* WHAT TO WORK ON: Each record must be reproduced exactly as it is shown.

┄┄┄┄┄┄┄┄┄┄┄┄┄┄┄┄┄┄┄┄

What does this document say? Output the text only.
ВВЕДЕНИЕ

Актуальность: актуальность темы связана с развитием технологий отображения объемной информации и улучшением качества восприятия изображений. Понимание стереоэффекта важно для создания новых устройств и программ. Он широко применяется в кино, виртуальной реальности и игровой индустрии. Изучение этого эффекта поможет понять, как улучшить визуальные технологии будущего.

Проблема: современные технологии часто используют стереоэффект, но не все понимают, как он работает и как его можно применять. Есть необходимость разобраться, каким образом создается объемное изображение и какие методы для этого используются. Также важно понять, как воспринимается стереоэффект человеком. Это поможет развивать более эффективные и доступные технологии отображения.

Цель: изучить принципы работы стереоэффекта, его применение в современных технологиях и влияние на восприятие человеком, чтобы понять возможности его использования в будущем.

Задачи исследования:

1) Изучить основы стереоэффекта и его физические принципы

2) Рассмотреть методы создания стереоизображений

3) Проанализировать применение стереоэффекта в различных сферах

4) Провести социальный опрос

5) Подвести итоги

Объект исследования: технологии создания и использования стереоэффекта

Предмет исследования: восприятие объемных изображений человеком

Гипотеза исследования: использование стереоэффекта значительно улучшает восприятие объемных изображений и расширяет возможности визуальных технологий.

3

┄┄┄┄┄┄┄┄┄┄┄┄┄┄┄┄┄┄┄┄

* RESPONSE TO THIS TASK:
What does this document say? Output the text only.
ВВЕДЕНИЕ

Актуальность: актуальность темы связана с развитием технологий отображения объемной информации и улучшением качества восприятия изображений. Понимание стереоэффекта важно для создания новых устройств и программ. Он широко применяется в кино, виртуальной реальности и игровой индустрии. Изучение этого эффекта поможет понять, как улучшить визуальные технологии будущего.

Проблема: современные технологии часто используют стереоэффект, но не все понимают, как он работает и как его можно применять. Есть необходимость разобраться, каким образом создается объемное изображение и какие методы для этого используются. Также важно понять, как воспринимается стереоэффект человеком. Это поможет развивать более эффективные и доступные технологии отображения.

Цель: изучить принципы работы стереоэффекта, его применение в современных технологиях и влияние на восприятие человеком, чтобы понять возможности его использования в будущем.

Задачи исследования:

1) Изучить основы стереоэффекта и его физические принципы

2) Рассмотреть методы создания стереоизображений

3) Проанализировать применение стереоэффекта в различных сферах

4) Провести социальный опрос

5) Подвести итоги

Объект исследования: технологии создания и использования стереоэффекта

Предмет исследования: восприятие объемных изображений человеком

Гипотеза исследования: использование стереоэффекта значительно улучшает восприятие объемных изображений и расширяет возможности визуальных технологий.

3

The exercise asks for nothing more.